Given exercise: Check every line of the entries below for the word "JSON", and copy the ones that have it.

Data for this exercise:

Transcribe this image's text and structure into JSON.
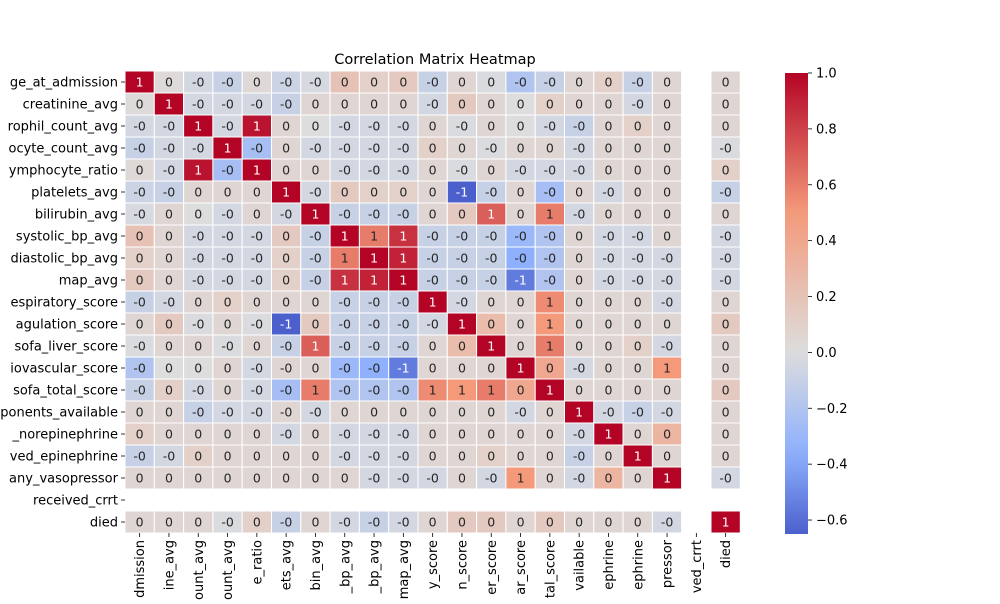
{
  "chart_data": {
    "type": "heatmap",
    "title": "Correlation Matrix Heatmap",
    "row_labels": [
      "ge_at_admission",
      "creatinine_avg",
      "rophil_count_avg",
      "ocyte_count_avg",
      "ymphocyte_ratio",
      "platelets_avg",
      "bilirubin_avg",
      "systolic_bp_avg",
      "diastolic_bp_avg",
      "map_avg",
      "espiratory_score",
      "agulation_score",
      "sofa_liver_score",
      "iovascular_score",
      "sofa_total_score",
      "ponents_available",
      "_norepinephrine",
      "ved_epinephrine",
      "any_vasopressor",
      "received_crrt",
      "died"
    ],
    "col_labels": [
      "dmission",
      "ine_avg",
      "ount_avg",
      "ount_avg",
      "e_ratio",
      "ets_avg",
      "bin_avg",
      "_bp_avg",
      "_bp_avg",
      "map_avg",
      "y_score",
      "n_score",
      "er_score",
      "ar_score",
      "tal_score",
      "vailable",
      "ephrine",
      "ephrine",
      "pressor",
      "ved_crrt",
      "died"
    ],
    "annotations": [
      [
        "1",
        "0",
        "-0",
        "-0",
        "0",
        "-0",
        "-0",
        "0",
        "0",
        "0",
        "-0",
        "0",
        "0",
        "-0",
        "-0",
        "0",
        "0",
        "-0",
        "0",
        "",
        "0"
      ],
      [
        "0",
        "1",
        "-0",
        "-0",
        "-0",
        "-0",
        "0",
        "0",
        "0",
        "0",
        "-0",
        "0",
        "0",
        "0",
        "0",
        "0",
        "0",
        "-0",
        "0",
        "",
        "0"
      ],
      [
        "-0",
        "-0",
        "1",
        "-0",
        "1",
        "0",
        "0",
        "-0",
        "-0",
        "-0",
        "0",
        "-0",
        "0",
        "0",
        "-0",
        "-0",
        "0",
        "0",
        "0",
        "",
        "0"
      ],
      [
        "-0",
        "-0",
        "-0",
        "1",
        "-0",
        "0",
        "-0",
        "-0",
        "-0",
        "-0",
        "0",
        "0",
        "-0",
        "0",
        "0",
        "-0",
        "0",
        "0",
        "0",
        "",
        "-0"
      ],
      [
        "0",
        "-0",
        "1",
        "-0",
        "1",
        "0",
        "0",
        "-0",
        "-0",
        "-0",
        "0",
        "-0",
        "0",
        "-0",
        "-0",
        "-0",
        "0",
        "0",
        "0",
        "",
        "0"
      ],
      [
        "-0",
        "-0",
        "0",
        "0",
        "0",
        "1",
        "-0",
        "0",
        "0",
        "0",
        "0",
        "-1",
        "-0",
        "0",
        "-0",
        "0",
        "-0",
        "0",
        "0",
        "",
        "-0"
      ],
      [
        "-0",
        "0",
        "0",
        "-0",
        "0",
        "-0",
        "1",
        "-0",
        "-0",
        "-0",
        "0",
        "0",
        "1",
        "0",
        "1",
        "-0",
        "0",
        "0",
        "0",
        "",
        "0"
      ],
      [
        "0",
        "0",
        "-0",
        "-0",
        "-0",
        "0",
        "-0",
        "1",
        "1",
        "1",
        "-0",
        "-0",
        "-0",
        "-0",
        "-0",
        "0",
        "-0",
        "-0",
        "0",
        "",
        "-0"
      ],
      [
        "0",
        "0",
        "-0",
        "-0",
        "-0",
        "0",
        "-0",
        "1",
        "1",
        "1",
        "-0",
        "-0",
        "-0",
        "-0",
        "-0",
        "0",
        "-0",
        "-0",
        "-0",
        "",
        "-0"
      ],
      [
        "0",
        "0",
        "-0",
        "-0",
        "-0",
        "0",
        "-0",
        "1",
        "1",
        "1",
        "-0",
        "-0",
        "-0",
        "-1",
        "-0",
        "0",
        "-0",
        "-0",
        "-0",
        "",
        "-0"
      ],
      [
        "-0",
        "-0",
        "0",
        "0",
        "0",
        "0",
        "0",
        "-0",
        "-0",
        "-0",
        "1",
        "-0",
        "0",
        "0",
        "1",
        "0",
        "0",
        "0",
        "-0",
        "",
        "0"
      ],
      [
        "0",
        "0",
        "-0",
        "0",
        "-0",
        "-1",
        "0",
        "-0",
        "-0",
        "-0",
        "-0",
        "1",
        "0",
        "0",
        "1",
        "0",
        "0",
        "0",
        "0",
        "",
        "0"
      ],
      [
        "-0",
        "0",
        "0",
        "-0",
        "0",
        "-0",
        "1",
        "-0",
        "-0",
        "-0",
        "0",
        "0",
        "1",
        "0",
        "1",
        "0",
        "0",
        "0",
        "-0",
        "",
        "0"
      ],
      [
        "-0",
        "0",
        "0",
        "0",
        "-0",
        "-0",
        "0",
        "-0",
        "-0",
        "-1",
        "0",
        "0",
        "0",
        "1",
        "0",
        "-0",
        "0",
        "0",
        "1",
        "",
        "0"
      ],
      [
        "-0",
        "0",
        "-0",
        "0",
        "-0",
        "-0",
        "1",
        "-0",
        "-0",
        "-0",
        "1",
        "1",
        "1",
        "0",
        "1",
        "0",
        "0",
        "0",
        "0",
        "",
        "0"
      ],
      [
        "0",
        "0",
        "-0",
        "-0",
        "-0",
        "-0",
        "-0",
        "0",
        "0",
        "0",
        "0",
        "0",
        "0",
        "-0",
        "0",
        "1",
        "-0",
        "-0",
        "-0",
        "",
        "0"
      ],
      [
        "0",
        "0",
        "0",
        "0",
        "0",
        "-0",
        "0",
        "-0",
        "-0",
        "-0",
        "0",
        "0",
        "0",
        "0",
        "0",
        "-0",
        "1",
        "0",
        "0",
        "",
        "0"
      ],
      [
        "-0",
        "-0",
        "0",
        "0",
        "0",
        "0",
        "0",
        "-0",
        "-0",
        "-0",
        "0",
        "0",
        "0",
        "0",
        "0",
        "-0",
        "0",
        "1",
        "0",
        "",
        "0"
      ],
      [
        "0",
        "0",
        "0",
        "0",
        "0",
        "0",
        "0",
        "0",
        "-0",
        "-0",
        "-0",
        "0",
        "-0",
        "1",
        "0",
        "-0",
        "0",
        "0",
        "1",
        "",
        "-0"
      ],
      [
        "",
        "",
        "",
        "",
        "",
        "",
        "",
        "",
        "",
        "",
        "",
        "",
        "",
        "",
        "",
        "",
        "",
        "",
        "",
        "",
        ""
      ],
      [
        "0",
        "0",
        "0",
        "-0",
        "0",
        "-0",
        "0",
        "-0",
        "-0",
        "-0",
        "0",
        "0",
        "0",
        "0",
        "0",
        "0",
        "0",
        "0",
        "-0",
        "",
        "1"
      ]
    ],
    "values": [
      [
        1,
        0.02,
        -0.05,
        -0.1,
        0.03,
        -0.08,
        -0.03,
        0.2,
        0.1,
        0.15,
        -0.1,
        0.05,
        -0.02,
        -0.2,
        -0.1,
        0.05,
        0.1,
        -0.1,
        0.05,
        null,
        0.05
      ],
      [
        0.02,
        1,
        -0.05,
        -0.05,
        -0.05,
        -0.1,
        0.05,
        0.05,
        0.05,
        0.05,
        -0.05,
        0.15,
        0.05,
        0.0,
        0.1,
        0.05,
        0.05,
        -0.05,
        0.05,
        null,
        0.05
      ],
      [
        -0.05,
        -0.05,
        1,
        -0.05,
        0.95,
        0.05,
        0.0,
        -0.05,
        -0.05,
        -0.05,
        0.05,
        -0.02,
        0.05,
        0.0,
        -0.05,
        -0.1,
        0.05,
        0.1,
        0.05,
        null,
        0.05
      ],
      [
        -0.1,
        -0.05,
        -0.05,
        1,
        -0.25,
        0.05,
        -0.05,
        -0.05,
        -0.05,
        -0.05,
        0.1,
        0.05,
        -0.02,
        0.05,
        0.05,
        -0.05,
        0.05,
        0.05,
        0.05,
        null,
        -0.02
      ],
      [
        0.03,
        -0.05,
        0.95,
        -0.25,
        1,
        0.05,
        0.05,
        -0.05,
        -0.05,
        -0.05,
        0.05,
        -0.02,
        0.05,
        -0.05,
        -0.05,
        -0.05,
        0.05,
        0.05,
        0.05,
        null,
        0.1
      ],
      [
        -0.08,
        -0.1,
        0.05,
        0.05,
        0.05,
        1,
        -0.05,
        0.15,
        0.1,
        0.1,
        0.05,
        -0.65,
        -0.1,
        0.05,
        -0.25,
        0.05,
        -0.05,
        0.05,
        0.05,
        null,
        -0.1
      ],
      [
        -0.03,
        0.05,
        0.0,
        -0.05,
        0.05,
        -0.05,
        1,
        -0.1,
        -0.1,
        -0.1,
        0.05,
        0.15,
        0.7,
        0.05,
        0.6,
        -0.05,
        0.05,
        0.05,
        0.05,
        null,
        0.05
      ],
      [
        0.2,
        0.05,
        -0.05,
        -0.05,
        -0.05,
        0.15,
        -0.1,
        1,
        0.6,
        0.85,
        -0.1,
        -0.1,
        -0.1,
        -0.3,
        -0.2,
        0.05,
        -0.05,
        -0.05,
        0.05,
        null,
        -0.05
      ],
      [
        0.1,
        0.05,
        -0.05,
        -0.05,
        -0.05,
        0.1,
        -0.1,
        0.6,
        1,
        0.9,
        -0.1,
        -0.1,
        -0.1,
        -0.35,
        -0.2,
        0.05,
        -0.05,
        -0.05,
        -0.05,
        null,
        -0.05
      ],
      [
        0.15,
        0.05,
        -0.05,
        -0.05,
        -0.05,
        0.1,
        -0.1,
        0.85,
        0.9,
        1,
        -0.1,
        -0.1,
        -0.1,
        -0.55,
        -0.2,
        0.05,
        -0.05,
        -0.05,
        -0.05,
        null,
        -0.05
      ],
      [
        -0.1,
        -0.05,
        0.05,
        0.1,
        0.05,
        0.05,
        0.05,
        -0.1,
        -0.1,
        -0.1,
        1,
        -0.05,
        0.05,
        0.05,
        0.55,
        0.05,
        0.05,
        0.05,
        -0.05,
        null,
        0.05
      ],
      [
        0.05,
        0.15,
        -0.02,
        0.05,
        -0.02,
        -0.65,
        0.15,
        -0.1,
        -0.1,
        -0.1,
        -0.05,
        1,
        0.25,
        0.05,
        0.5,
        0.05,
        0.05,
        0.05,
        0.05,
        null,
        0.15
      ],
      [
        -0.02,
        0.05,
        0.05,
        -0.02,
        0.05,
        -0.1,
        0.7,
        -0.1,
        -0.1,
        -0.1,
        0.05,
        0.25,
        1,
        0.05,
        0.6,
        0.05,
        0.05,
        0.1,
        -0.05,
        null,
        0.05
      ],
      [
        -0.2,
        0.0,
        0.0,
        0.05,
        -0.05,
        0.05,
        0.05,
        -0.3,
        -0.35,
        -0.55,
        0.05,
        0.05,
        0.05,
        1,
        0.4,
        -0.05,
        0.05,
        0.05,
        0.5,
        null,
        0.05
      ],
      [
        -0.1,
        0.1,
        -0.05,
        0.05,
        -0.05,
        -0.25,
        0.6,
        -0.2,
        -0.2,
        -0.2,
        0.55,
        0.5,
        0.6,
        0.4,
        1,
        0.05,
        0.05,
        0.05,
        0.05,
        null,
        0.15
      ],
      [
        0.05,
        0.05,
        -0.1,
        -0.05,
        -0.05,
        0.05,
        -0.05,
        0.05,
        0.05,
        0.05,
        0.05,
        0.05,
        0.05,
        -0.05,
        0.05,
        1,
        -0.05,
        -0.1,
        -0.05,
        null,
        0.05
      ],
      [
        0.1,
        0.05,
        0.05,
        0.05,
        0.05,
        -0.05,
        0.05,
        -0.05,
        -0.05,
        -0.05,
        0.05,
        0.05,
        0.05,
        0.05,
        0.05,
        -0.05,
        1,
        0.05,
        0.3,
        null,
        0.05
      ],
      [
        -0.1,
        -0.05,
        0.1,
        0.05,
        0.05,
        0.05,
        0.05,
        -0.05,
        -0.05,
        -0.05,
        0.05,
        0.05,
        0.1,
        0.05,
        0.05,
        -0.1,
        0.05,
        1,
        0.05,
        null,
        0.05
      ],
      [
        0.05,
        0.05,
        0.05,
        0.05,
        0.05,
        0.05,
        0.05,
        0.05,
        -0.05,
        -0.05,
        -0.05,
        0.05,
        -0.05,
        0.5,
        0.05,
        -0.05,
        0.3,
        0.05,
        1,
        null,
        -0.05
      ],
      [
        null,
        null,
        null,
        null,
        null,
        null,
        null,
        null,
        null,
        null,
        null,
        null,
        null,
        null,
        null,
        null,
        null,
        null,
        null,
        null,
        null
      ],
      [
        0.05,
        0.05,
        0.05,
        -0.02,
        0.1,
        -0.1,
        0.05,
        -0.05,
        -0.1,
        -0.05,
        0.05,
        0.15,
        0.15,
        0.05,
        0.15,
        0.05,
        0.05,
        0.05,
        -0.05,
        null,
        1
      ]
    ],
    "colorbar": {
      "vmin": -0.65,
      "vmax": 1.0,
      "ticks": [
        -0.6,
        -0.4,
        -0.2,
        0.0,
        0.2,
        0.4,
        0.6,
        0.8,
        1.0
      ],
      "tick_labels": [
        "−0.6",
        "−0.4",
        "−0.2",
        "0.0",
        "0.2",
        "0.4",
        "0.6",
        "0.8",
        "1.0"
      ],
      "colormap": "coolwarm"
    },
    "colors": {
      "low": "#3b4cc0",
      "mid": "#dddddd",
      "high": "#b40426",
      "empty": "#ffffff"
    }
  }
}
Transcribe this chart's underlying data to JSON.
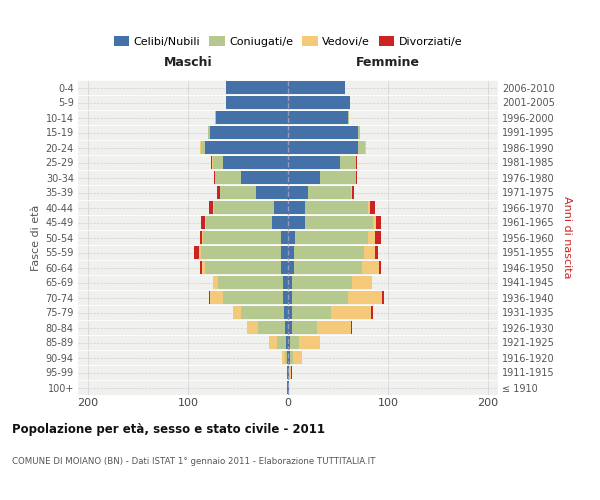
{
  "age_groups": [
    "100+",
    "95-99",
    "90-94",
    "85-89",
    "80-84",
    "75-79",
    "70-74",
    "65-69",
    "60-64",
    "55-59",
    "50-54",
    "45-49",
    "40-44",
    "35-39",
    "30-34",
    "25-29",
    "20-24",
    "15-19",
    "10-14",
    "5-9",
    "0-4"
  ],
  "birth_years": [
    "≤ 1910",
    "1911-1915",
    "1916-1920",
    "1921-1925",
    "1926-1930",
    "1931-1935",
    "1936-1940",
    "1941-1945",
    "1946-1950",
    "1951-1955",
    "1956-1960",
    "1961-1965",
    "1966-1970",
    "1971-1975",
    "1976-1980",
    "1981-1985",
    "1986-1990",
    "1991-1995",
    "1996-2000",
    "2001-2005",
    "2006-2010"
  ],
  "maschi": {
    "celibi": [
      1,
      1,
      1,
      2,
      3,
      4,
      5,
      5,
      7,
      7,
      7,
      16,
      14,
      32,
      47,
      65,
      83,
      78,
      72,
      62,
      62
    ],
    "coniugati": [
      0,
      0,
      2,
      9,
      27,
      43,
      60,
      65,
      76,
      80,
      78,
      66,
      60,
      36,
      26,
      10,
      4,
      2,
      1,
      0,
      0
    ],
    "vedovi": [
      0,
      0,
      3,
      8,
      11,
      8,
      13,
      5,
      3,
      2,
      1,
      1,
      1,
      0,
      0,
      1,
      1,
      0,
      0,
      0,
      0
    ],
    "divorziati": [
      0,
      0,
      0,
      0,
      0,
      0,
      1,
      0,
      2,
      5,
      2,
      4,
      4,
      3,
      1,
      1,
      0,
      0,
      0,
      0,
      0
    ]
  },
  "femmine": {
    "nubili": [
      1,
      1,
      2,
      2,
      4,
      4,
      4,
      4,
      6,
      6,
      7,
      17,
      17,
      20,
      32,
      52,
      70,
      70,
      60,
      62,
      57
    ],
    "coniugate": [
      0,
      0,
      3,
      9,
      25,
      39,
      56,
      60,
      68,
      70,
      73,
      68,
      63,
      43,
      36,
      16,
      7,
      2,
      1,
      0,
      0
    ],
    "vedove": [
      0,
      2,
      9,
      21,
      34,
      40,
      34,
      20,
      17,
      11,
      7,
      3,
      2,
      1,
      0,
      0,
      1,
      0,
      0,
      0,
      0
    ],
    "divorziate": [
      0,
      1,
      0,
      0,
      1,
      2,
      2,
      0,
      2,
      3,
      6,
      5,
      5,
      2,
      1,
      1,
      0,
      0,
      0,
      0,
      0
    ]
  },
  "colors": {
    "celibi": "#4472a8",
    "coniugati": "#b5c98e",
    "vedovi": "#f5c97a",
    "divorziati": "#cc2222"
  },
  "xlim": [
    -210,
    210
  ],
  "xticks": [
    -200,
    -100,
    0,
    100,
    200
  ],
  "xticklabels": [
    "200",
    "100",
    "0",
    "100",
    "200"
  ],
  "title": "Popolazione per età, sesso e stato civile - 2011",
  "subtitle": "COMUNE DI MOIANO (BN) - Dati ISTAT 1° gennaio 2011 - Elaborazione TUTTITALIA.IT",
  "ylabel_left": "Fasce di età",
  "ylabel_right": "Anni di nascita",
  "maschi_label": "Maschi",
  "femmine_label": "Femmine",
  "legend_labels": [
    "Celibi/Nubili",
    "Coniugati/e",
    "Vedovi/e",
    "Divorziati/e"
  ],
  "bg_color": "#ffffff",
  "plot_bg_color": "#f0f0ee",
  "grid_color": "#d0d0d0"
}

The completed task:
Transcribe this image's text and structure into JSON.
Transcribe this chart's underlying data to JSON.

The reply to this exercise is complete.